**Document excerpt**:
Ken Ham, who pretends that a bronze-age myth is the equivalent of modern evolutionary biology, accuses the National Enquirer of making everything up. Here, according to what a little bird, or possibly a dove, told us, is what Mr. Ham posted on Twitter:
This is so right! What a place for this article re the Ark @ArkEncounter to be in the National Enquire[r,] which makes everything up—& this particular Ark story is a work of fiction! Yes, in the National Enquirer & on atheist websites—the best places for the fictional article.
Just for fun, we looked up the National Enquirer article , which reported, as we had earlier, that the Ark Park had suffered water damage. The Enquirer reported, correctly, that the Ark Park’s insurance carriers had not answered the Ark Park’s prayers and refused to cover the damage or, as they put it, fork over $1 million to repair the damage. The Enquirer noted, also correctly, that the damage had occurred in far less than 40 days and 40 nights, though they seem to think that the Ark itself was damaged (according to the (Louisville) Courier-Journal only an access road was damaged).
We could also fault the Enquirer for the tacit assumption that the structure is in fact a wooden replica of Noah’s Ark, but that would be churlish of us. We point out, however, that the original Ark was surely not a 150-m-long replica of a modern ship, but was more likely a basket.

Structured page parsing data

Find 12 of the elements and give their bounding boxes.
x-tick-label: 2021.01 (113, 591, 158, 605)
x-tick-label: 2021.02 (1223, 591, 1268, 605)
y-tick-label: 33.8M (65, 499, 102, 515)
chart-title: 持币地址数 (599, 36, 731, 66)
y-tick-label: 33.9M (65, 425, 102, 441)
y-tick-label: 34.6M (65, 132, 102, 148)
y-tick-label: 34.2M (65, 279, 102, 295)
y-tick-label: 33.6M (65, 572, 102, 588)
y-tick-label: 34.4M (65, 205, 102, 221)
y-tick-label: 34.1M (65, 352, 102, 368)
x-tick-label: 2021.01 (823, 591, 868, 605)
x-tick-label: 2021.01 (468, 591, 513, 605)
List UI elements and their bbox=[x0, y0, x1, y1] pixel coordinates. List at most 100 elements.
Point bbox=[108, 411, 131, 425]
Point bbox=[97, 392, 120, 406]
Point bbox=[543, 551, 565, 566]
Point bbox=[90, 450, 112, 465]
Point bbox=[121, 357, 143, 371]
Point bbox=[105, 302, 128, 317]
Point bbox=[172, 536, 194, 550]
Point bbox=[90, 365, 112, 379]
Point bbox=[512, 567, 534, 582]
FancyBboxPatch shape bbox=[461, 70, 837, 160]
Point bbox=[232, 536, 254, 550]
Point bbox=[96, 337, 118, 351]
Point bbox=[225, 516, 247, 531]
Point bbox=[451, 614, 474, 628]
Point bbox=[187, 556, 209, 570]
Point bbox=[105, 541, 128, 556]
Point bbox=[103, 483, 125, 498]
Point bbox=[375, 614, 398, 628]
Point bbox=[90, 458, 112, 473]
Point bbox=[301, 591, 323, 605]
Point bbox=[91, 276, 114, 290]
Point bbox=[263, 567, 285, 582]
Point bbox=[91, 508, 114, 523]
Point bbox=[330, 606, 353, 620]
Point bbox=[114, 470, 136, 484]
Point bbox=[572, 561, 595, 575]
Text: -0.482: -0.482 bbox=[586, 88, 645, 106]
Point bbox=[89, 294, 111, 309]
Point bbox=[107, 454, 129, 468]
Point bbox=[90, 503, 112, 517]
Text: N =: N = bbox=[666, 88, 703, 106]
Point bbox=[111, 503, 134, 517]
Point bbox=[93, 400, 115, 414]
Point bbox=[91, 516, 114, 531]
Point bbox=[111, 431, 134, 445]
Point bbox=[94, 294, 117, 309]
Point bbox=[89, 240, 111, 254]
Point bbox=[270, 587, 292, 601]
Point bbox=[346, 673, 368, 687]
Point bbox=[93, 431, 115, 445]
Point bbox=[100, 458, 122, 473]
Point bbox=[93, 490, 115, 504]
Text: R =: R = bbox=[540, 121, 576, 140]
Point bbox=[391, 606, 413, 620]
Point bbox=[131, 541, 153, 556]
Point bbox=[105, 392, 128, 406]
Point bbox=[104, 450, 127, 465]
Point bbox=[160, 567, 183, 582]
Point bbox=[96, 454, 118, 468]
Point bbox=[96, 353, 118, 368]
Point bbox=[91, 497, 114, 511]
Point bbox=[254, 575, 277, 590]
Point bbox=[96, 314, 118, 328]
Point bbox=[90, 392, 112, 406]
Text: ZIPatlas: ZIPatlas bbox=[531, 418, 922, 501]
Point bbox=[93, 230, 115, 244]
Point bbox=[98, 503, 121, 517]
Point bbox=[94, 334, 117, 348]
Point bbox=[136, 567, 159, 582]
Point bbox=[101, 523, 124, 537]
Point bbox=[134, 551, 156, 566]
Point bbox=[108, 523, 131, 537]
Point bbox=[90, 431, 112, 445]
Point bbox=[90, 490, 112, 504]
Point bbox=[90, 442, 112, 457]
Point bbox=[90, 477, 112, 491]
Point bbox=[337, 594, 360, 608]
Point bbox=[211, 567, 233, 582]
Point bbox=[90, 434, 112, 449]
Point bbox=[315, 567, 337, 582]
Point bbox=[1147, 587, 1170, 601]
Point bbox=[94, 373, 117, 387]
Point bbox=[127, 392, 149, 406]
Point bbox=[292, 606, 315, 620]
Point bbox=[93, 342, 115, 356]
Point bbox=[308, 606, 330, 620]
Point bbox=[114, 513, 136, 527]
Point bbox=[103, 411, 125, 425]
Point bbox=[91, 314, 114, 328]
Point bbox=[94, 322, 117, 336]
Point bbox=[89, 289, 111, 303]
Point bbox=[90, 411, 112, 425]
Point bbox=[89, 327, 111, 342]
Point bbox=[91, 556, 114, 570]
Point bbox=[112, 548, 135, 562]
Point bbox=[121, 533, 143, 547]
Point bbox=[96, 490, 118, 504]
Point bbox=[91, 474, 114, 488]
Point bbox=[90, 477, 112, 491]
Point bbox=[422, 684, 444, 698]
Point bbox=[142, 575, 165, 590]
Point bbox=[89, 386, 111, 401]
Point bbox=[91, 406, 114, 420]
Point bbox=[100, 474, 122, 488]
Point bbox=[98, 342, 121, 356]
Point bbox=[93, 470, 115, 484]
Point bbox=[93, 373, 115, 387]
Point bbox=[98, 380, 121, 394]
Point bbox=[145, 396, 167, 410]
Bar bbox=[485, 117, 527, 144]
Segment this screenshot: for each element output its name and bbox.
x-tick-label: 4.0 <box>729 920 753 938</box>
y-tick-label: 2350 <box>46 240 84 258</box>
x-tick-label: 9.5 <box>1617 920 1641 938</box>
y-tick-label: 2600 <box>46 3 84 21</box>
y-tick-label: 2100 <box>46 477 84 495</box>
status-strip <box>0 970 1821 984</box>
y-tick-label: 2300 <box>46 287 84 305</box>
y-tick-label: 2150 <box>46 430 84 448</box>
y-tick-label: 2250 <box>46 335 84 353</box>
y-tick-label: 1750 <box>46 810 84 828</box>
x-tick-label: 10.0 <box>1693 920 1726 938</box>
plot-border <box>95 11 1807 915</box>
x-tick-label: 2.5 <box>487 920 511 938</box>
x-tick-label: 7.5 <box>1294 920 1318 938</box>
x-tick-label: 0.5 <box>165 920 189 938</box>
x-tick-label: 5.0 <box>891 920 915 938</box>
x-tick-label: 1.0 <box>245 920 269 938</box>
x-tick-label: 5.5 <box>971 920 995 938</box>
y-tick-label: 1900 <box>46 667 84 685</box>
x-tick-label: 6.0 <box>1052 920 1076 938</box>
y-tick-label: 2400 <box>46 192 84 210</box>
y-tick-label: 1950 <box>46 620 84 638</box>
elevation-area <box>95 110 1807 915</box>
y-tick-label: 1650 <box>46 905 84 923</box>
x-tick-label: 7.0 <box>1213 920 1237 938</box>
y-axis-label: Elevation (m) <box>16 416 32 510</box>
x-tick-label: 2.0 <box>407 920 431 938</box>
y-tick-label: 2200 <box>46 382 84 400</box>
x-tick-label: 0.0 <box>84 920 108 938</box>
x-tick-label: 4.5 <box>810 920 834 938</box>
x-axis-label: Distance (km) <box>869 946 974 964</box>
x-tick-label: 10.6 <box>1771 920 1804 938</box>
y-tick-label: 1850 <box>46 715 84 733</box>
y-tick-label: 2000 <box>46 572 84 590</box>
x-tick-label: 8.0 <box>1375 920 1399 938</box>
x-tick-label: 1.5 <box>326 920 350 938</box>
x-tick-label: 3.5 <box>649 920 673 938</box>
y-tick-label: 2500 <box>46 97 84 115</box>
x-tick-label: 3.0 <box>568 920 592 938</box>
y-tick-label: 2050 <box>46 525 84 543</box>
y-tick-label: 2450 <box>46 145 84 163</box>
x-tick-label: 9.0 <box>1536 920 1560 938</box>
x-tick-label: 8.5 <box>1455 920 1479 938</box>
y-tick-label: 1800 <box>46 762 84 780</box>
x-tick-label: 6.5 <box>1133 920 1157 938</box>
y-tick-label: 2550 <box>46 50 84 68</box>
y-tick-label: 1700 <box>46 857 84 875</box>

**Your assignment**:
According to the article about the Ark Park, what did the (Louisville) Courier-Journal report was damaged?

**Exercise output**:
Only an access road was damaged.